◆ PROMPT ◆
Print out each record below, unaltered and complete, without its images.
::::::
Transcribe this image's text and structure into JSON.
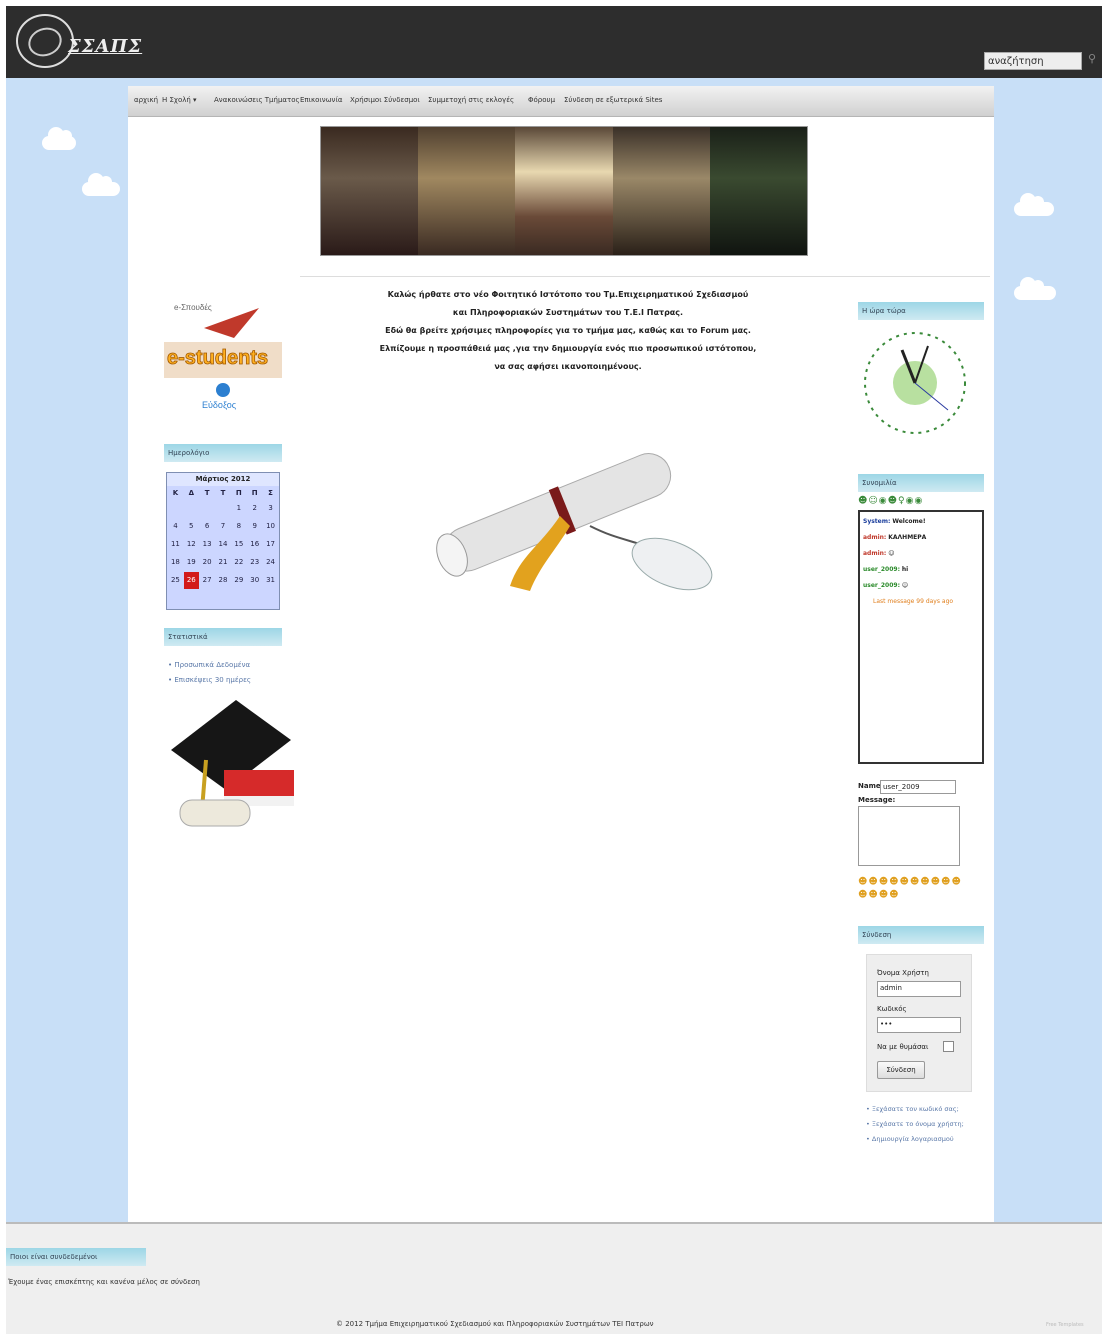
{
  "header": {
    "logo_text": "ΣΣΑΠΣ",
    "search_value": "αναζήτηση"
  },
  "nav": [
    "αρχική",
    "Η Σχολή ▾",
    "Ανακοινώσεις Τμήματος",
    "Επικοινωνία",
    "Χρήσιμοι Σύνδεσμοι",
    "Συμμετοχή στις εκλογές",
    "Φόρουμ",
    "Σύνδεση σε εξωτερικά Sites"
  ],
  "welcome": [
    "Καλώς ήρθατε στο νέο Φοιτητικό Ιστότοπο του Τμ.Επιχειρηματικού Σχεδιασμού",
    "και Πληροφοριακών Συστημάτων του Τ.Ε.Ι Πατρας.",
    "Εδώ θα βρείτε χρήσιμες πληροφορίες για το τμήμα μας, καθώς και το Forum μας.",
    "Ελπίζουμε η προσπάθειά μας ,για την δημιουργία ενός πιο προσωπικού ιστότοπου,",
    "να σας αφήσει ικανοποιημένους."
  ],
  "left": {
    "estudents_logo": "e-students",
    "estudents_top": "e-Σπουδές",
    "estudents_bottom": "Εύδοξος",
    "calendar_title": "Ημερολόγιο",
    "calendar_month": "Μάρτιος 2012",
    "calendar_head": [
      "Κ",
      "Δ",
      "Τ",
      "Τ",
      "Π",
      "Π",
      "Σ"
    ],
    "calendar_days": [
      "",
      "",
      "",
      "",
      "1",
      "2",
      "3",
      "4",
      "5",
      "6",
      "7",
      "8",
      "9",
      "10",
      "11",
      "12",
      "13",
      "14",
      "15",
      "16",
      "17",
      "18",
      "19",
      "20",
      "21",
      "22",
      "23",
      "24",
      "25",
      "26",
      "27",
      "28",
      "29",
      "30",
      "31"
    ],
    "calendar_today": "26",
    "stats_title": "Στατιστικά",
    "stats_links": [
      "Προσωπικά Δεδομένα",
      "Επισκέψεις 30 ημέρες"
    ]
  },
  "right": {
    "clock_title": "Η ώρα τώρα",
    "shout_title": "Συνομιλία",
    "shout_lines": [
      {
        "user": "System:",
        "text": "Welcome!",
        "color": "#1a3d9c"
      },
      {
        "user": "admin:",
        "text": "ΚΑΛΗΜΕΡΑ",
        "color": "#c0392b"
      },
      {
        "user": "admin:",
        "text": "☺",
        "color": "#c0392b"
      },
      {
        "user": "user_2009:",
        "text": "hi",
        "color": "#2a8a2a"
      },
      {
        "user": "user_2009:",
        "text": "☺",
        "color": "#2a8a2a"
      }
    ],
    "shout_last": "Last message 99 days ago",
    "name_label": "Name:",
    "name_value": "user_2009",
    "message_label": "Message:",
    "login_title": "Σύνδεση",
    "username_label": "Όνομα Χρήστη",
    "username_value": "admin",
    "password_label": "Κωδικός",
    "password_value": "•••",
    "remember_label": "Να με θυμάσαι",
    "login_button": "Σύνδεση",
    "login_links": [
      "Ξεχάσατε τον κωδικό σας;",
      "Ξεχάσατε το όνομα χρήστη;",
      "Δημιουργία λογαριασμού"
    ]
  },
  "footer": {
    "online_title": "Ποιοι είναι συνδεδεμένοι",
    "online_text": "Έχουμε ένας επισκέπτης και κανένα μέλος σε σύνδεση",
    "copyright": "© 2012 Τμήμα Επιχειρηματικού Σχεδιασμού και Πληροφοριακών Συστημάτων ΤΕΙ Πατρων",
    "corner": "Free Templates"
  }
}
::::::
◆ CORRECT OUTPUT ◆
Transcribe this image's text and structure into JSON.
{
  "header": {
    "logo_text": "ΣΣΑΠΣ",
    "search_value": "αναζήτηση"
  },
  "nav": [
    "αρχική",
    "Η Σχολή ▾",
    "Ανακοινώσεις Τμήματος",
    "Επικοινωνία",
    "Χρήσιμοι Σύνδεσμοι",
    "Συμμετοχή στις εκλογές",
    "Φόρουμ",
    "Σύνδεση σε εξωτερικά Sites"
  ],
  "welcome": [
    "Καλώς ήρθατε στο νέο Φοιτητικό Ιστότοπο του Τμ.Επιχειρηματικού Σχεδιασμού",
    "και Πληροφοριακών Συστημάτων του Τ.Ε.Ι Πατρας.",
    "Εδώ θα βρείτε χρήσιμες πληροφορίες για το τμήμα μας, καθώς και το Forum μας.",
    "Ελπίζουμε η προσπάθειά μας ,για την δημιουργία ενός πιο προσωπικού ιστότοπου,",
    "να σας αφήσει ικανοποιημένους."
  ],
  "left": {
    "estudents_logo": "e-students",
    "estudents_top": "e-Σπουδές",
    "estudents_bottom": "Εύδοξος",
    "calendar_title": "Ημερολόγιο",
    "calendar_month": "Μάρτιος 2012",
    "calendar_head": [
      "Κ",
      "Δ",
      "Τ",
      "Τ",
      "Π",
      "Π",
      "Σ"
    ],
    "calendar_days": [
      "",
      "",
      "",
      "",
      "1",
      "2",
      "3",
      "4",
      "5",
      "6",
      "7",
      "8",
      "9",
      "10",
      "11",
      "12",
      "13",
      "14",
      "15",
      "16",
      "17",
      "18",
      "19",
      "20",
      "21",
      "22",
      "23",
      "24",
      "25",
      "26",
      "27",
      "28",
      "29",
      "30",
      "31"
    ],
    "calendar_today": "26",
    "stats_title": "Στατιστικά",
    "stats_links": [
      "Προσωπικά Δεδομένα",
      "Επισκέψεις 30 ημέρες"
    ]
  },
  "right": {
    "clock_title": "Η ώρα τώρα",
    "shout_title": "Συνομιλία",
    "shout_lines": [
      {
        "user": "System:",
        "text": "Welcome!",
        "color": "#1a3d9c"
      },
      {
        "user": "admin:",
        "text": "ΚΑΛΗΜΕΡΑ",
        "color": "#c0392b"
      },
      {
        "user": "admin:",
        "text": "☺",
        "color": "#c0392b"
      },
      {
        "user": "user_2009:",
        "text": "hi",
        "color": "#2a8a2a"
      },
      {
        "user": "user_2009:",
        "text": "☺",
        "color": "#2a8a2a"
      }
    ],
    "shout_last": "Last message 99 days ago",
    "name_label": "Name:",
    "name_value": "user_2009",
    "message_label": "Message:",
    "login_title": "Σύνδεση",
    "username_label": "Όνομα Χρήστη",
    "username_value": "admin",
    "password_label": "Κωδικός",
    "password_value": "•••",
    "remember_label": "Να με θυμάσαι",
    "login_button": "Σύνδεση",
    "login_links": [
      "Ξεχάσατε τον κωδικό σας;",
      "Ξεχάσατε το όνομα χρήστη;",
      "Δημιουργία λογαριασμού"
    ]
  },
  "footer": {
    "online_title": "Ποιοι είναι συνδεδεμένοι",
    "online_text": "Έχουμε ένας επισκέπτης και κανένα μέλος σε σύνδεση",
    "copyright": "© 2012 Τμήμα Επιχειρηματικού Σχεδιασμού και Πληροφοριακών Συστημάτων ΤΕΙ Πατρων",
    "corner": "Free Templates"
  }
}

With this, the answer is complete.